Text shown:
——

The greatest economic injustice in America isn’t corporate malfeasance, anemic job growth or the outsourcing of jobs, as the mainstream media suggests. The biggest scandal is the highway robbery committed against hard-working families who can’t make ends meet despite playing by the rules. While the press has chronicled the crimes of Dennis Koslowski, Martha Stewart and Andrew Fastow, it consistently fails to describe the forces shutting workers out of the broad middle-class.
Upward mobility is one of our democracy’s great strengths. In George Bush’s America, however, opportunity is being steadily eroded. To understand this anti-worker economy, just begin with the minimum wage.
Currently, the federal minimum wage is a paltry $5.15 an hour. It has remained unchanged since 1997. In a family of three, the breadwinner earns $10,712 in annual income, which is almost $5,000 below the federal poverty level. When Washington State raised its minimum wage in 1998 to $7.16 an hour, many full-time workers with families were still living in poverty.

——

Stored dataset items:
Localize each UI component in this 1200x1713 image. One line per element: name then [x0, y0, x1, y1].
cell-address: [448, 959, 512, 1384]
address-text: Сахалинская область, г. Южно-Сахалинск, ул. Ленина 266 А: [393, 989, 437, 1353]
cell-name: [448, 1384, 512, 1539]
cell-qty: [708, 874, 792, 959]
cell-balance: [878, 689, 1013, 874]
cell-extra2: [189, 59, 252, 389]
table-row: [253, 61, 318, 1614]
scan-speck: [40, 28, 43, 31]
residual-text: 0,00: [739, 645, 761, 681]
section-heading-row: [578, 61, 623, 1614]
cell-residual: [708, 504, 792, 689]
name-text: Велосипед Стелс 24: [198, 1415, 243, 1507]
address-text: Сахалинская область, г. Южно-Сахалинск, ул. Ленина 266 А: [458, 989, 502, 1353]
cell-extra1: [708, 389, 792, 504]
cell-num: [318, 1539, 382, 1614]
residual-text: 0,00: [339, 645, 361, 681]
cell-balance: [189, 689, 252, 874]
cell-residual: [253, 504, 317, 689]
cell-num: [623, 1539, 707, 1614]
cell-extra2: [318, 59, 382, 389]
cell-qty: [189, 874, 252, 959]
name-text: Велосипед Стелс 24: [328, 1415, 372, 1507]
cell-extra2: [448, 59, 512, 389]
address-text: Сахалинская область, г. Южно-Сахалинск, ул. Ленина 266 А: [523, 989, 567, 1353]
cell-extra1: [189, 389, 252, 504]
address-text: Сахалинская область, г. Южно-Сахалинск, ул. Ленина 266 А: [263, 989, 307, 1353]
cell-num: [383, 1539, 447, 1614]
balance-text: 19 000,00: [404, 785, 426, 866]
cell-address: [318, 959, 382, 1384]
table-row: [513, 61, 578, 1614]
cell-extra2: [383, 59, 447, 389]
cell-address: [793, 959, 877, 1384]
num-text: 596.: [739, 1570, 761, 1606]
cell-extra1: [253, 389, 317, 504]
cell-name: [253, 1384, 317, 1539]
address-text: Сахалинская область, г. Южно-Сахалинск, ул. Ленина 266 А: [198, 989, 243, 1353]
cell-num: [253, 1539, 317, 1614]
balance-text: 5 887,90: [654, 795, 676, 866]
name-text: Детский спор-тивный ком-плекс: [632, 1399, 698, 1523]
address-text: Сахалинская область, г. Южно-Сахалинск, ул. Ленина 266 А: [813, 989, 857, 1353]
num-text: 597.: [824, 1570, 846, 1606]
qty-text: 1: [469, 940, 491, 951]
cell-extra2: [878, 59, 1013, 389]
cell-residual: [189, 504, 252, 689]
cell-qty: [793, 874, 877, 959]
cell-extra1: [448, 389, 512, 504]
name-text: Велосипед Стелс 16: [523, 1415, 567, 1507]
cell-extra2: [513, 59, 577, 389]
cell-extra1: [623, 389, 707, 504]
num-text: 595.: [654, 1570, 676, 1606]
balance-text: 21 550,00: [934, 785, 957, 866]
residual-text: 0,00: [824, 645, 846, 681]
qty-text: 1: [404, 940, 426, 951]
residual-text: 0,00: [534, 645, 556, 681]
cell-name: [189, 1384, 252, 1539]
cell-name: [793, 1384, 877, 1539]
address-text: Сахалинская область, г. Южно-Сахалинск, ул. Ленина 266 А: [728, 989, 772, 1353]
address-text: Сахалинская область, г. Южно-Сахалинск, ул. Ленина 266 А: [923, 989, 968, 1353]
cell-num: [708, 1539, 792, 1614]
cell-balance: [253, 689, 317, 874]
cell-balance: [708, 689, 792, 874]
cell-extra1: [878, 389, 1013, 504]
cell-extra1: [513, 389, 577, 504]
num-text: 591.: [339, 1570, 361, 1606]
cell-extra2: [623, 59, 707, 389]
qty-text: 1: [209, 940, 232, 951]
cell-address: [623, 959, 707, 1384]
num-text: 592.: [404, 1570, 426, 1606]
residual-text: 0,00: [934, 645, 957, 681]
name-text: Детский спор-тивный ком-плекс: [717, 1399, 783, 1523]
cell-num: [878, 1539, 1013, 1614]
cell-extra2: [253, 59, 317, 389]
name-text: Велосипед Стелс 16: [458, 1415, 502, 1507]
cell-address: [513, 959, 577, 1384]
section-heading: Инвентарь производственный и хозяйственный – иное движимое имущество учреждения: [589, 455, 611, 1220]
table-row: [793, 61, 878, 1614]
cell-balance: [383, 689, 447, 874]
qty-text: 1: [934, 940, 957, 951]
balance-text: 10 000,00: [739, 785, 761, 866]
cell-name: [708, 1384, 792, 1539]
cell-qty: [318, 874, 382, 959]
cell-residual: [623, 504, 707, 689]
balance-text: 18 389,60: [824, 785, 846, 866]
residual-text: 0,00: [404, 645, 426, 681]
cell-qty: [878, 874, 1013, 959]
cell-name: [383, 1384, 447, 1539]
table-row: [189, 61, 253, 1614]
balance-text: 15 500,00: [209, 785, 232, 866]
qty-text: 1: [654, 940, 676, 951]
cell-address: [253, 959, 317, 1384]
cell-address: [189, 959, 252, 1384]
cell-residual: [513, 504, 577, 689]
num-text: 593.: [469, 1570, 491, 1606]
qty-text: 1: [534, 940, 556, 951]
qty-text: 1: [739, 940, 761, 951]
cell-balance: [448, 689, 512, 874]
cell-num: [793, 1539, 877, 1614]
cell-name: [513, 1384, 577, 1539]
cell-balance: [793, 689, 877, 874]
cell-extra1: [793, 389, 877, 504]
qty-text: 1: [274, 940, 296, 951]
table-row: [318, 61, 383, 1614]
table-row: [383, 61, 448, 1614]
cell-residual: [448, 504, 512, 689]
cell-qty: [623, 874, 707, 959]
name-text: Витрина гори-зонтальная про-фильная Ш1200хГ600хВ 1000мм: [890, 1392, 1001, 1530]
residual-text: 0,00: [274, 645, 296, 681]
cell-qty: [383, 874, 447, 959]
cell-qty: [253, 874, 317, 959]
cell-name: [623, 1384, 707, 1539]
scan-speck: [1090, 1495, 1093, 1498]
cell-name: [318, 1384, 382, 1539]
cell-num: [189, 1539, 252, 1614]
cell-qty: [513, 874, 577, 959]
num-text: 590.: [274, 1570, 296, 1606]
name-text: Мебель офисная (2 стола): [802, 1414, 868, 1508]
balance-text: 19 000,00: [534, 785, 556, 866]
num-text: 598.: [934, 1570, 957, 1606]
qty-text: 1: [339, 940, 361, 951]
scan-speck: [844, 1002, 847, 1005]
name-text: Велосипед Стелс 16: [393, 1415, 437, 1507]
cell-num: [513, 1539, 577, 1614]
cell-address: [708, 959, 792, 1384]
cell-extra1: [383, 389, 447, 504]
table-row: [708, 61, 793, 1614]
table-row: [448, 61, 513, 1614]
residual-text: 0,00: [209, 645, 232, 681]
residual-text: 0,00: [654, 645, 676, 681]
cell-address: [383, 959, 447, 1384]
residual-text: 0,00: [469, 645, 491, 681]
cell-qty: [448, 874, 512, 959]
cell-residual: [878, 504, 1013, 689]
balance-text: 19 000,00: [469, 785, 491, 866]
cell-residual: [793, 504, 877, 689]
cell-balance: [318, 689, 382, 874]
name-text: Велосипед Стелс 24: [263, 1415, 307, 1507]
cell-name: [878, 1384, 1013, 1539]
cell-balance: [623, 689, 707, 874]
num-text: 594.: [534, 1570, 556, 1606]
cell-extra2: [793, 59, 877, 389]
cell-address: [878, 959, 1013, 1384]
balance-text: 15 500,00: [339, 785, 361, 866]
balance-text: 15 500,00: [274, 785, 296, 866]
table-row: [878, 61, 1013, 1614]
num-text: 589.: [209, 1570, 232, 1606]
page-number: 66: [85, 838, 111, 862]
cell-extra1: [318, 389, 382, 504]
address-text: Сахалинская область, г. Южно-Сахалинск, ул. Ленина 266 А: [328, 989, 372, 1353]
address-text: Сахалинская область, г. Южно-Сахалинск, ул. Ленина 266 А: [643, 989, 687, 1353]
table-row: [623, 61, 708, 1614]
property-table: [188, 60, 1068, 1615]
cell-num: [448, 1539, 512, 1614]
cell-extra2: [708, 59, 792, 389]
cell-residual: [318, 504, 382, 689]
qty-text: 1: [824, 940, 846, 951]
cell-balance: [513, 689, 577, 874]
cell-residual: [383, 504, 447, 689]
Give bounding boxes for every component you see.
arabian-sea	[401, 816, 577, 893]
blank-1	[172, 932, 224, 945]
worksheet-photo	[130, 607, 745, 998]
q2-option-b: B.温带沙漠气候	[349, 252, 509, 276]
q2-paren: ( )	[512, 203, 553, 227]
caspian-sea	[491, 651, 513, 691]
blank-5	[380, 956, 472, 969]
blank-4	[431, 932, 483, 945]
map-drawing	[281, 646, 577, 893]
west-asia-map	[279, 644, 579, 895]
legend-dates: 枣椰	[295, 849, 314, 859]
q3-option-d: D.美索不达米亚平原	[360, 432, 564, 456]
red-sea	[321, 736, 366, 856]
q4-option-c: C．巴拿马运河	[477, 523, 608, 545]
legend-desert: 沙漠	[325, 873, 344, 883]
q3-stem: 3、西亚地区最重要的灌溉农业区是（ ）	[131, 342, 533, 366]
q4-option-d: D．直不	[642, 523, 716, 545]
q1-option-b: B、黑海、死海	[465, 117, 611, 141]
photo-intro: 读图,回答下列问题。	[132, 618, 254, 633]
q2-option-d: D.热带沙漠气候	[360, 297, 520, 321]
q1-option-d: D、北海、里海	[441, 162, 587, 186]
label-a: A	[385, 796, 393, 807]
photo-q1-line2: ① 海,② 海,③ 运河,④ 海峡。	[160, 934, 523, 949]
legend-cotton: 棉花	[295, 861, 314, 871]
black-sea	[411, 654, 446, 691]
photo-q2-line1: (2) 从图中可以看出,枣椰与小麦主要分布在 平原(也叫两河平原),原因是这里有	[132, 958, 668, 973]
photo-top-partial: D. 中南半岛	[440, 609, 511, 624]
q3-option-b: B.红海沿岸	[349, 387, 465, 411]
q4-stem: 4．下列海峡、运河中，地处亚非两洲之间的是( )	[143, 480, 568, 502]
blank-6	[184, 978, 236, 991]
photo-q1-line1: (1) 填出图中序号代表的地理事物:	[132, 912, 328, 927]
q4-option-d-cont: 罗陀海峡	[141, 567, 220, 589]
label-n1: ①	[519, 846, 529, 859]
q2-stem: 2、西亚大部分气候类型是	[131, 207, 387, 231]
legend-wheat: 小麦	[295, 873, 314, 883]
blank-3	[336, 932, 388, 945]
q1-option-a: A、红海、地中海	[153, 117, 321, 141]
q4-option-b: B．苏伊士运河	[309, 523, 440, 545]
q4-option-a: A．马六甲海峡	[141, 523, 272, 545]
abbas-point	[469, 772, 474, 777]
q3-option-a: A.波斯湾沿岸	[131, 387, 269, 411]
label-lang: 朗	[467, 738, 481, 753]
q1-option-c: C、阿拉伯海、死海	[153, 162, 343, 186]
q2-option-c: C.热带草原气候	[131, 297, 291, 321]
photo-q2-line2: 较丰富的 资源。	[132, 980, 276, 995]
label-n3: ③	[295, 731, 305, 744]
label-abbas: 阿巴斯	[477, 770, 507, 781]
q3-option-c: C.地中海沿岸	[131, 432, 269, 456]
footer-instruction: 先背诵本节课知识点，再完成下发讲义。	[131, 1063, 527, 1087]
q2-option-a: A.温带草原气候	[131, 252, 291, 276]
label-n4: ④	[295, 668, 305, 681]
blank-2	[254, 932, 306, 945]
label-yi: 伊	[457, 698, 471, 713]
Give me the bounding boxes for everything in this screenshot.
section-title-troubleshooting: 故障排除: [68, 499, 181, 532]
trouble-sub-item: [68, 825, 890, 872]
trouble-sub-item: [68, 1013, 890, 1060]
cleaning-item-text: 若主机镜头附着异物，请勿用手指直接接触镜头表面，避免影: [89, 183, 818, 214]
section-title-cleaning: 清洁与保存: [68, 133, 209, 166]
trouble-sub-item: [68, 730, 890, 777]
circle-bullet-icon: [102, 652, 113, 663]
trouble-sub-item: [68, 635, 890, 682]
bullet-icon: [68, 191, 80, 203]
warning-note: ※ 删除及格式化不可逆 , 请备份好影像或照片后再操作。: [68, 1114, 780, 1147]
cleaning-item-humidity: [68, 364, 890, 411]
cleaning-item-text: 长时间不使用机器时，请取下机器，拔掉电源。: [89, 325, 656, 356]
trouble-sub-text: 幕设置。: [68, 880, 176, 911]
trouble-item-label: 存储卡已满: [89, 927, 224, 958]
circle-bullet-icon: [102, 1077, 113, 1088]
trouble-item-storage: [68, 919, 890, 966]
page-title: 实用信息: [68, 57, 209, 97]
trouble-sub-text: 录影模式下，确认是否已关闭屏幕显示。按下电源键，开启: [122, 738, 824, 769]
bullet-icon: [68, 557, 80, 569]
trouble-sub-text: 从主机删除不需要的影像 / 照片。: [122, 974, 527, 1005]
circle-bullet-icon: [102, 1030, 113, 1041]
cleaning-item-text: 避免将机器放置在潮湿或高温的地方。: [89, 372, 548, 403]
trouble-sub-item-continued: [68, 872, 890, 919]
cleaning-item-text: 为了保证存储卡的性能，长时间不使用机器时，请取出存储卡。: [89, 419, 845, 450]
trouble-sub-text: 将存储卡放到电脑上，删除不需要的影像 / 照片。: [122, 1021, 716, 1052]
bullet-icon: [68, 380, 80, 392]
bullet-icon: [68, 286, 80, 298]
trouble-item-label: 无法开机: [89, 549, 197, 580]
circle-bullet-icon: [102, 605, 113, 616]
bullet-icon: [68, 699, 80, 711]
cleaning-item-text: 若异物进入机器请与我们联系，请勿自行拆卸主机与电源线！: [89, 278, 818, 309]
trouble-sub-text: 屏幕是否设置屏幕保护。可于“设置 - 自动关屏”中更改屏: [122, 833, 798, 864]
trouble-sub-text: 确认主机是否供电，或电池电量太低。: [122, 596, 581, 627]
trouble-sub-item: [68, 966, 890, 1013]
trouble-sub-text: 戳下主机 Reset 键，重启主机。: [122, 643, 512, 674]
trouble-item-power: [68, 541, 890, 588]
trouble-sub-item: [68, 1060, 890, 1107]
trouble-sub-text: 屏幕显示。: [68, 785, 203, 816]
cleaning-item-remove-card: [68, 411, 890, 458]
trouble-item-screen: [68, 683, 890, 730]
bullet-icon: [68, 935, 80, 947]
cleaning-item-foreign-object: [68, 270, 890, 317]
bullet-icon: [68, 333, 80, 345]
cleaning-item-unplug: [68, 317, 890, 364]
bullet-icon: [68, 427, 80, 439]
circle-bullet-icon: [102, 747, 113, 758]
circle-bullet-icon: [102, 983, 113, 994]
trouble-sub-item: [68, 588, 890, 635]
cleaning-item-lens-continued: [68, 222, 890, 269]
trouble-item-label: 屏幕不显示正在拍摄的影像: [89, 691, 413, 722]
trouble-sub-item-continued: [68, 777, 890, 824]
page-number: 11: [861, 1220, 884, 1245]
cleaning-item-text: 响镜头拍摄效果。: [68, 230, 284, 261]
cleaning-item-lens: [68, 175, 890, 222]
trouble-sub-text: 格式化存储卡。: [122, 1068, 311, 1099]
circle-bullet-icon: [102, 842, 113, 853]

——

Given request 1: According to the commentary on the minimum wage, since what year has the federal minimum wage stayed unchanged?
Given request 2: Recast the paragraph of the commentary on the minimum wage that begins "Currently, the federal minimum wage" as a short bulleted list that keeps its main facts.
Given request 3: Pick up the commentary on the minimum wage after its final sentence and carry it forward.

Exercise result 1: 1997

Exercise result 2:
- The federal minimum wage is $5.15 an hour and has not changed since 1997.
- A breadwinner in a family of three earning it makes $10,712 a year, almost $5,000 below the federal poverty level.
- Even after Washington State raised its minimum wage to $7.16 an hour in 1998, many full-time workers with families still lived in poverty.

Exercise result 3:
Republicans in Congress couldn’t care less about this crisis. Callous, imperious and anti-worker, the Republican Senate leadership recently refused to even vote on a modest minimum wage increase, which could have helped offset the hardships imposed by declining wages and record job losses. When it comes to the struggle to increase the minimum wage and deal with the crisis of poverty in the US, the Senate has essentially become a “non-functioning institution,” to quote Senator Edward Kennedy.
A second force driving this train are the glaring inequities in America’s tax system–injustices that have further eroded workers’ prospects. David Cay Johnston, who covers the tax system for the New York Times, has demonstrated that in recent decades, a growing portion of the tax burden has shifted to working- and middle-class families while the wealthiest Americans have paid fewer taxes.
Armed with lobbyists and campaign contributions, many corporations have successfully avoided paying virtually any federal income tax for years. From 1996 to 2000, 61 percent of businesses paid no federal income taxes whatsoever. Last year, business’s share of the federal tax burden dropped to 7.4 percent, down from a high of 32 percent in 1952. And, this week, we learned that under President Bush, the IRS has performed fewer corporate audits and undertaken fewer prosecutions of corporate tax evaders than ever before.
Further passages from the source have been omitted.